Requirements:
Only a number is wanted: how many lines in the records below contain "hebben"?

Information given:
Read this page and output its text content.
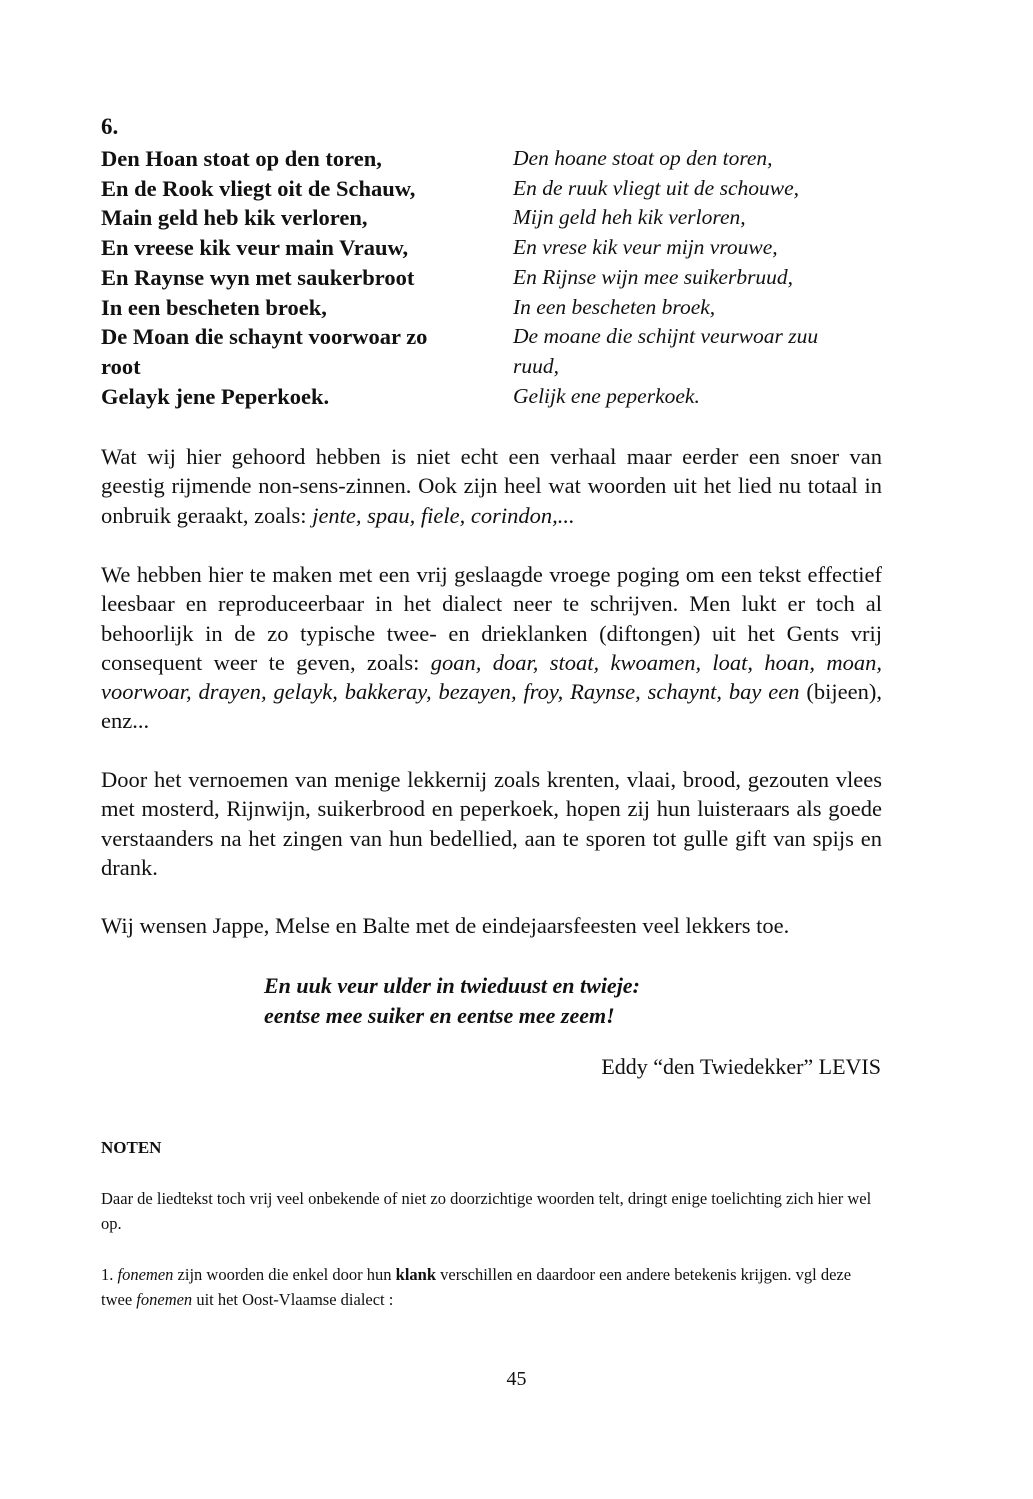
6.
Den Hoan stoat op den toren,
En de Rook vliegt oit de Schauw,
Main geld heb kik verloren,
En vreese kik veur main Vrauw,
En Raynse wyn met saukerbroot
In een bescheten broek,
De Moan die schaynt voorwoar zo
root
Gelayk jene Peperkoek.
Den hoane stoat op den toren,
En de ruuk vliegt uit de schouwe,
Mijn geld heh kik verloren,
En vrese kik veur mijn vrouwe,
En Rijnse wijn mee suikerbruud,
In een bescheten broek,
De moane die schijnt veurwoar zuu
ruud,
Gelijk ene peperkoek.
Wat wij hier gehoord hebben is niet echt een verhaal maar eerder een snoer van geestig rijmende non-sens-zinnen. Ook zijn heel wat woorden uit het lied nu totaal in onbruik geraakt, zoals: jente, spau, fiele, corindon,...
We hebben hier te maken met een vrij geslaagde vroege poging om een tekst effectief leesbaar en reproduceerbaar in het dialect neer te schrijven. Men lukt er toch al behoorlijk in de zo typische twee- en drieklanken (diftongen) uit het Gents vrij consequent weer te geven, zoals: goan, doar, stoat, kwoamen, loat, hoan, moan, voorwoar, drayen, gelayk, bakkeray, bezayen, froy, Raynse, schaynt, bay een (bijeen), enz...
Door het vernoemen van menige lekkernij zoals krenten, vlaai, brood, gezouten vlees met mosterd, Rijnwijn, suikerbrood en peperkoek, hopen zij hun luisteraars als goede verstaanders na het zingen van hun bedellied, aan te sporen tot gulle gift van spijs en drank.
Wij wensen Jappe, Melse en Balte met de eindejaarsfeesten veel lekkers toe.
En uuk veur ulder in twieduust en twieje:
eentse mee suiker en eentse mee zeem!
Eddy “den Twiedekker” LEVIS
NOTEN
Daar de liedtekst toch vrij veel onbekende of niet zo doorzichtige woorden telt, dringt enige toelichting zich hier wel op.
1. fonemen zijn woorden die enkel door hun klank verschillen en daardoor een andere betekenis krijgen. vgl deze twee fonemen uit het Oost-Vlaamse dialect :
45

Task result:
2